* What to do
Extract every line from the records below that contains the word "which".
START Extracted information
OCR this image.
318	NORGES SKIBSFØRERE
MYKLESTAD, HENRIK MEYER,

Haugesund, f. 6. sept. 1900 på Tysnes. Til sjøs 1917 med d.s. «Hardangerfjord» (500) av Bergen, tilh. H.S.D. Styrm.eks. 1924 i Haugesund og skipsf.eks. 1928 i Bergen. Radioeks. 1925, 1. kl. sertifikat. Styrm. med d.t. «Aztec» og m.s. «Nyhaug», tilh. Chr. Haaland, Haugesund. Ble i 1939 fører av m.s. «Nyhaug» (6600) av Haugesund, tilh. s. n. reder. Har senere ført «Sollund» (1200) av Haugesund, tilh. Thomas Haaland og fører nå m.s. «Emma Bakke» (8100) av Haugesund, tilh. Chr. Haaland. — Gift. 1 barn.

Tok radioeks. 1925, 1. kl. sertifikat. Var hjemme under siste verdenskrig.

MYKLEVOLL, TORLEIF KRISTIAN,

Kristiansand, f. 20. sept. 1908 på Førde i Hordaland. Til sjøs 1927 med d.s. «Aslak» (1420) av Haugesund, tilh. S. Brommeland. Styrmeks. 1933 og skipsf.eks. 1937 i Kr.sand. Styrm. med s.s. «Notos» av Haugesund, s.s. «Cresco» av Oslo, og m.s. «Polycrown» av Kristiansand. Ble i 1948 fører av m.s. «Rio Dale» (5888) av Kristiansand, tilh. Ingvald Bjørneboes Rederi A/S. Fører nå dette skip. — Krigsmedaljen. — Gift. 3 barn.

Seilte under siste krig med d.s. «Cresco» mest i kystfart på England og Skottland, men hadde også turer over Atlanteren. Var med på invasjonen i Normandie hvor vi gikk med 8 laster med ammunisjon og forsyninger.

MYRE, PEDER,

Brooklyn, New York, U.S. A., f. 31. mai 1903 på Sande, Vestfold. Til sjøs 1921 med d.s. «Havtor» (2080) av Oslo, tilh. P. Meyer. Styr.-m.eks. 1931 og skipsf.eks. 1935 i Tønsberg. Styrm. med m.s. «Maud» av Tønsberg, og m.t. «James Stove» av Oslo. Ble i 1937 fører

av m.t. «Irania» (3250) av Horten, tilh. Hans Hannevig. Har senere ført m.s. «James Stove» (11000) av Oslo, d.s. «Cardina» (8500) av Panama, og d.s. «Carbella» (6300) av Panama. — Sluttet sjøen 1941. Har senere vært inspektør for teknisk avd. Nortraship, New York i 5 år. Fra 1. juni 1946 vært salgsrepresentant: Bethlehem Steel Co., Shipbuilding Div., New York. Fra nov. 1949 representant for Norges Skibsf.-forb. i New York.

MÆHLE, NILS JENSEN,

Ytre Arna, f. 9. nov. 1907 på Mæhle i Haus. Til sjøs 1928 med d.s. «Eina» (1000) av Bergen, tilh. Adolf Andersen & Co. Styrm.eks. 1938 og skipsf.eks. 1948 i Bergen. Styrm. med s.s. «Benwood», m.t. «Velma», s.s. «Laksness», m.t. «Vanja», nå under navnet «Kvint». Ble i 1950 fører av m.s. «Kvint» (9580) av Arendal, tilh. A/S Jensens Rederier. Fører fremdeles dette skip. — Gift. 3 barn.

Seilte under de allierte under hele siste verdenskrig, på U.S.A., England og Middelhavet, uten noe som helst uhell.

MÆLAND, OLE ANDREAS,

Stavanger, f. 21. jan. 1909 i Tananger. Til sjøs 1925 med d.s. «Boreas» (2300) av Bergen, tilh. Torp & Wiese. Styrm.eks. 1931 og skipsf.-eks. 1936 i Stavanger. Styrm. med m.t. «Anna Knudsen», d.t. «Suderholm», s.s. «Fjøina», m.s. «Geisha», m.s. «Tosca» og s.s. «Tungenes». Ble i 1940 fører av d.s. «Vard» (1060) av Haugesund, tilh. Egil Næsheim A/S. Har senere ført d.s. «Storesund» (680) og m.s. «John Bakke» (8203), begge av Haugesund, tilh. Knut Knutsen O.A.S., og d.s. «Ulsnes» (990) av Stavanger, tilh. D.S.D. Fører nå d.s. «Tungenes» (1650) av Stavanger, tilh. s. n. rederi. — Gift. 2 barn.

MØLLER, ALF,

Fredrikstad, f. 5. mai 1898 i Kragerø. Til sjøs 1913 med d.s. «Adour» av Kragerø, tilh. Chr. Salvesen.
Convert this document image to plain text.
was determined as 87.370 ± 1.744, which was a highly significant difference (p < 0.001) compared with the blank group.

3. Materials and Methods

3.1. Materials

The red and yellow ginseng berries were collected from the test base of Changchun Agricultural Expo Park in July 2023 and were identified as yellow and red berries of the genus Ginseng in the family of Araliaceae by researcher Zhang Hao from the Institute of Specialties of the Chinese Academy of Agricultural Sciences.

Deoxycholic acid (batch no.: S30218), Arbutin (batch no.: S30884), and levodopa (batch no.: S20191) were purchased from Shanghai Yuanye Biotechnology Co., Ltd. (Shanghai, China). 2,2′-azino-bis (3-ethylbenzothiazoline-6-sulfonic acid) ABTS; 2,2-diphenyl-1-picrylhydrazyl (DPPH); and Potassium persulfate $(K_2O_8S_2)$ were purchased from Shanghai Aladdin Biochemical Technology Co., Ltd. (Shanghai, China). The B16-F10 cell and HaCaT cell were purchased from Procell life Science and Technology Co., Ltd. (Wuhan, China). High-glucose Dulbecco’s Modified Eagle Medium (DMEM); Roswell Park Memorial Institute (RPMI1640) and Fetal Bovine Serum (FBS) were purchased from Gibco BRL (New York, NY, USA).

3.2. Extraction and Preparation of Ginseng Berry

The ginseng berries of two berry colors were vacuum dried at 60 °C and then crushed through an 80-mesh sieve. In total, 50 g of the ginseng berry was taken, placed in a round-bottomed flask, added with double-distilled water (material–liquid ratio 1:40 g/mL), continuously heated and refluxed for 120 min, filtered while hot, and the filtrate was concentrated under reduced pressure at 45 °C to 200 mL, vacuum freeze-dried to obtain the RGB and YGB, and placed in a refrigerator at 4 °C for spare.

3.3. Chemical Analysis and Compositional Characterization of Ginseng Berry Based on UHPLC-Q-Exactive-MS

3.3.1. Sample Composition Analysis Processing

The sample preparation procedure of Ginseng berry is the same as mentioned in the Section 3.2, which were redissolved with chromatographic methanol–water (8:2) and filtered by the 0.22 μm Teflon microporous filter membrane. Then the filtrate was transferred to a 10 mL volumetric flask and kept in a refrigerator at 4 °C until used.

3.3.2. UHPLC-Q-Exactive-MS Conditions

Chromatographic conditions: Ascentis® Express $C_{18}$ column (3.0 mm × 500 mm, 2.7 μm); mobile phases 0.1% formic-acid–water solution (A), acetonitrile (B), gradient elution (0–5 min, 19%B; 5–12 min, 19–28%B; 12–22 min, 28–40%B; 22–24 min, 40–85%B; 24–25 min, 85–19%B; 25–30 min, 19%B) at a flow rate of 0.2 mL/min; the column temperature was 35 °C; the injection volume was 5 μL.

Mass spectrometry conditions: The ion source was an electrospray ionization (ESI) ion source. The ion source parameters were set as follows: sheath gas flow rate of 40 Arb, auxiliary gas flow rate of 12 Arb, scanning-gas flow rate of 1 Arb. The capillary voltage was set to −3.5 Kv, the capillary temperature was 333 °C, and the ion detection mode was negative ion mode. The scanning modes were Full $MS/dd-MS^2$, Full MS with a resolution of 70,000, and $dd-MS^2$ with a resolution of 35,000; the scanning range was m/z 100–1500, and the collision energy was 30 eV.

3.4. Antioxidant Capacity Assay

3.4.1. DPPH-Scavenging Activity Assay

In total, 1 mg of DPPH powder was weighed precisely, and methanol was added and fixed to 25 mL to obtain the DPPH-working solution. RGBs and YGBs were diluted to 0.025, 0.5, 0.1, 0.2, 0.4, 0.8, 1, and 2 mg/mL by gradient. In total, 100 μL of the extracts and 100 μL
END Extracted information
* Solution to the problem
was determined as 87.370 ± 1.744, which was a highly significant difference (p < 0.001) compared with the blank group.
The sample preparation procedure of Ginseng berry is the same as mentioned in the Section 3.2, which were redissolved with chromatographic methanol–water (8:2) and filtered by the 0.22 μm Teflon microporous filter membrane. Then the filtrate was transferred to a 10 mL volumetric flask and kept in a refrigerator at 4 °C until used.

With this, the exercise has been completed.